• **The problem**: Copy the lines from the one containing "city-label-genova: Gen: [1019, 7, 1044, 23]" through the one containing "region-label-line2: CÔTE D'AZUR: [181, 168, 246, 178]", substituting "map-pin" for "map-marker" and keeping everything else the same.

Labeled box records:
- - - - -

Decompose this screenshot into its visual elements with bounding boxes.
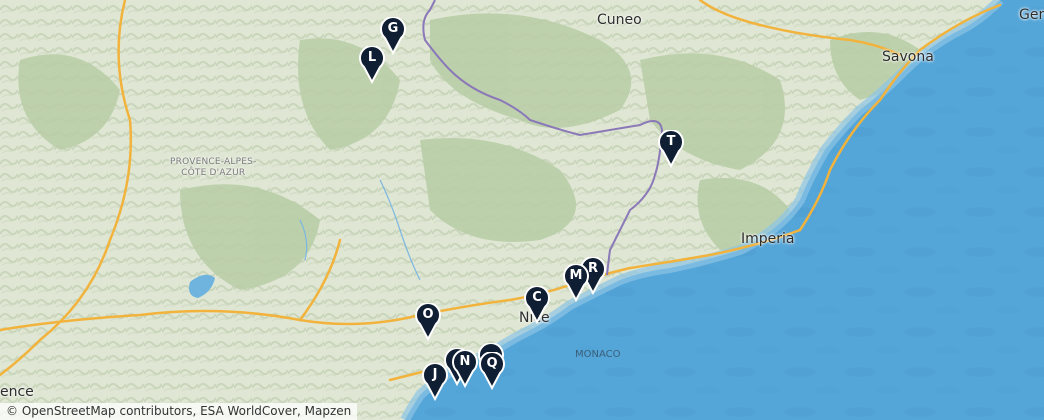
city-label-genova: Gen: [1019, 7, 1044, 23]
map-marker-j[interactable]: J: [420, 363, 450, 401]
map-marker-n[interactable]: N: [450, 350, 480, 388]
marker-letter: O: [422, 307, 434, 322]
map-marker-c[interactable]: C: [522, 286, 552, 324]
region-label-line2: CÔTE D'AZUR: [181, 168, 246, 178]
map-marker-o[interactable]: O: [413, 303, 443, 341]
region-label: PROVENCE-ALPES- CÔTE D'AZUR: [170, 157, 256, 179]
marker-letter: L: [367, 50, 377, 65]
map-attribution: © OpenStreetMap contributors, ESA WorldC…: [0, 403, 358, 420]
marker-letter: C: [532, 290, 542, 305]
map-marker-m[interactable]: M: [561, 264, 591, 302]
city-label-imperia: Imperia: [741, 231, 795, 247]
map-marker-l[interactable]: L: [357, 46, 387, 84]
map-marker-t[interactable]: T: [656, 130, 686, 168]
city-label-savona: Savona: [882, 49, 934, 65]
marker-letter: N: [459, 354, 471, 369]
marker-letter: Q: [486, 356, 498, 371]
marker-letter: G: [387, 21, 399, 36]
city-label-cuneo: Cuneo: [597, 12, 642, 28]
city-label-provence: ence: [0, 384, 34, 400]
label-monaco: MONACO: [575, 349, 621, 360]
marker-letter: T: [666, 134, 676, 149]
marker-letter: M: [569, 268, 583, 283]
map-view[interactable]: Cuneo Savona Gen Imperia Nice ence MONAC…: [0, 0, 1044, 420]
map-marker-q[interactable]: Q: [477, 352, 507, 390]
marker-letter: J: [432, 367, 438, 382]
region-label-line1: PROVENCE-ALPES-: [170, 157, 257, 167]
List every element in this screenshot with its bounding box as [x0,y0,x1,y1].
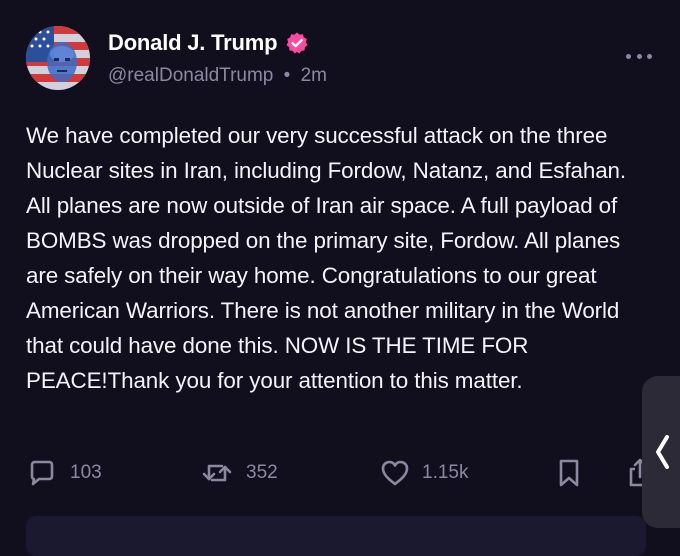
more-options-button[interactable] [626,48,652,64]
post-card: Donald J. Trump @realDonaldTrump • 2m We… [0,0,680,556]
reply-icon [30,460,54,486]
reply-button[interactable]: 103 [26,457,102,489]
handle[interactable]: @realDonaldTrump [108,65,273,86]
repost-button[interactable]: 352 [200,457,278,489]
avatar-image [26,26,90,90]
side-panel-handle[interactable] [642,376,680,528]
more-options-icon [626,53,631,59]
repost-icon [202,464,232,482]
repost-count: 352 [246,462,278,483]
reply-count: 103 [70,462,102,483]
avatar[interactable] [26,26,90,90]
post-text: We have completed our very successful at… [26,123,627,393]
display-name[interactable]: Donald J. Trump [108,30,278,56]
author-name[interactable]: Donald J. Trump [108,30,309,56]
heart-icon [381,460,409,486]
separator: • [283,65,291,86]
bookmark-button[interactable] [556,457,582,489]
like-count: 1.15k [422,462,469,483]
more-options-dot [647,53,652,59]
bookmark-icon [559,459,579,487]
more-options-dot [636,53,642,59]
timestamp[interactable]: 2m [301,65,327,86]
verified-badge-icon [285,31,309,55]
handle-line: @realDonaldTrump • 2m [108,65,327,87]
like-button[interactable]: 1.15k [380,457,468,489]
next-content-card [26,516,646,556]
chevron-left-icon [656,435,669,469]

- - - - -

• **Right answer**:
city-label-genova: Gen: [1019, 7, 1044, 23]
map-pin-j[interactable]: J: [420, 363, 450, 401]
map-pin-n[interactable]: N: [450, 350, 480, 388]
marker-letter: O: [422, 307, 434, 322]
map-pin-c[interactable]: C: [522, 286, 552, 324]
region-label-line2: CÔTE D'AZUR: [181, 168, 246, 178]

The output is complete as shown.